• [Work to complete] Transcribe the full listing exactly, and drop every picture.

• [Dataset records]
+++

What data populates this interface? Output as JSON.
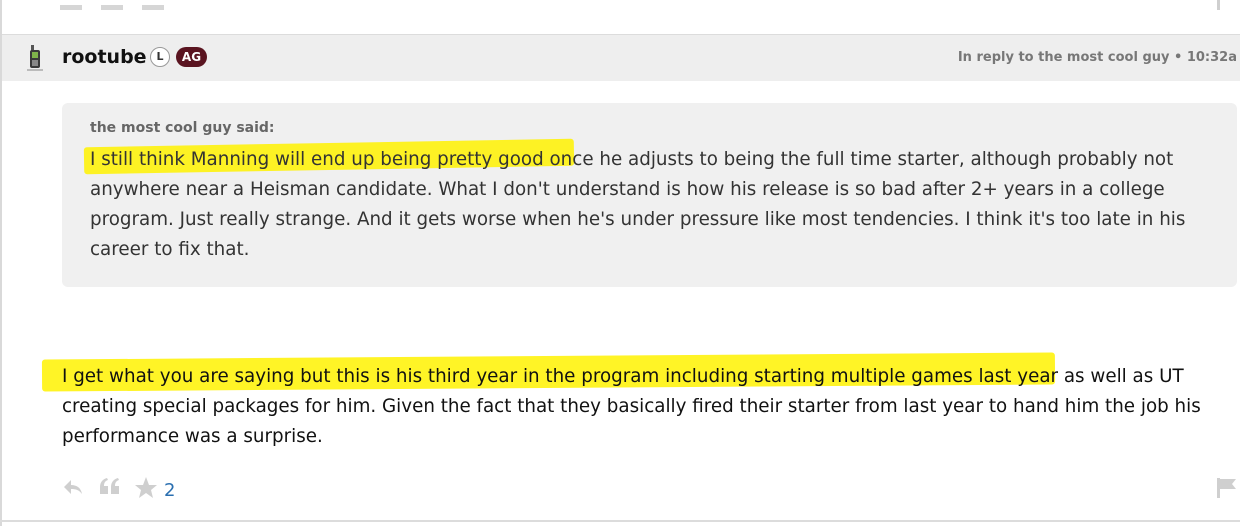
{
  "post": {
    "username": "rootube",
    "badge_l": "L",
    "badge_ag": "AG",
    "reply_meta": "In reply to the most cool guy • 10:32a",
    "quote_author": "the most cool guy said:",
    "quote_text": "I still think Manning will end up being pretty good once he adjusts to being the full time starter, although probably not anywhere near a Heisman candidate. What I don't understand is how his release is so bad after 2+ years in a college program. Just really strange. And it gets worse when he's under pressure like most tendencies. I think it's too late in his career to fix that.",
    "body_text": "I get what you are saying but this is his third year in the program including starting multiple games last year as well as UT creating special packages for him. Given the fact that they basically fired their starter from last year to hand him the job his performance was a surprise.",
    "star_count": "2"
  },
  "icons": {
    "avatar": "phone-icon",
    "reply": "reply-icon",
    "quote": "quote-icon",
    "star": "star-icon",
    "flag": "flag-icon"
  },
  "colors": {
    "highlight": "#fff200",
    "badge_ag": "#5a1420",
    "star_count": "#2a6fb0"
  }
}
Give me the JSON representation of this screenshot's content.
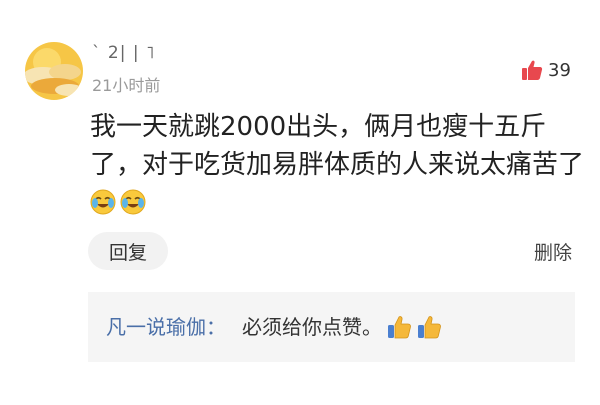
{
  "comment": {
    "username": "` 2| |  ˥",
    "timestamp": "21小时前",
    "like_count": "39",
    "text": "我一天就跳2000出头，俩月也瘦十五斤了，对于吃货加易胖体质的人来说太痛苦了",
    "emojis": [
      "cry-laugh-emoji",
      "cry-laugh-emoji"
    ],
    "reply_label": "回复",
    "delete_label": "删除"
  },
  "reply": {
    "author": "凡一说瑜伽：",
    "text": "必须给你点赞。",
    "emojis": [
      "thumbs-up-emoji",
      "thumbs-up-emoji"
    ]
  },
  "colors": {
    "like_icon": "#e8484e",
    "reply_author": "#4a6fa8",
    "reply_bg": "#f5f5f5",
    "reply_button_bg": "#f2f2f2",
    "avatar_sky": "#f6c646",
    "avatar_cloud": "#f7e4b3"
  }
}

+++

• [Written solution]
What data populates this interface? Output as JSON.
{
  "post": {
    "username": "rootube",
    "badge_l": "L",
    "badge_ag": "AG",
    "reply_meta": "In reply to the most cool guy • 10:32a",
    "quote_author": "the most cool guy said:",
    "quote_text": "I still think Manning will end up being pretty good once he adjusts to being the full time starter, although probably not anywhere near a Heisman candidate. What I don't understand is how his release is so bad after 2+ years in a college program. Just really strange. And it gets worse when he's under pressure like most tendencies. I think it's too late in his career to fix that.",
    "body_text": "I get what you are saying but this is his third year in the program including starting multiple games last year as well as UT creating special packages for him. Given the fact that they basically fired their starter from last year to hand him the job his performance was a surprise.",
    "star_count": "2"
  },
  "icons": {
    "avatar": "phone-icon",
    "reply": "reply-icon",
    "quote": "quote-icon",
    "star": "star-icon",
    "flag": "flag-icon"
  },
  "colors": {
    "highlight": "#fff200",
    "badge_ag": "#5a1420",
    "star_count": "#2a6fb0"
  }
}
Give me the JSON representation of this screenshot's content.
{
  "comment": {
    "username": "` 2| |  ˥",
    "timestamp": "21小时前",
    "like_count": "39",
    "text": "我一天就跳2000出头，俩月也瘦十五斤了，对于吃货加易胖体质的人来说太痛苦了",
    "emojis": [
      "cry-laugh-emoji",
      "cry-laugh-emoji"
    ],
    "reply_label": "回复",
    "delete_label": "删除"
  },
  "reply": {
    "author": "凡一说瑜伽：",
    "text": "必须给你点赞。",
    "emojis": [
      "thumbs-up-emoji",
      "thumbs-up-emoji"
    ]
  },
  "colors": {
    "like_icon": "#e8484e",
    "reply_author": "#4a6fa8",
    "reply_bg": "#f5f5f5",
    "reply_button_bg": "#f2f2f2",
    "avatar_sky": "#f6c646",
    "avatar_cloud": "#f7e4b3"
  }
}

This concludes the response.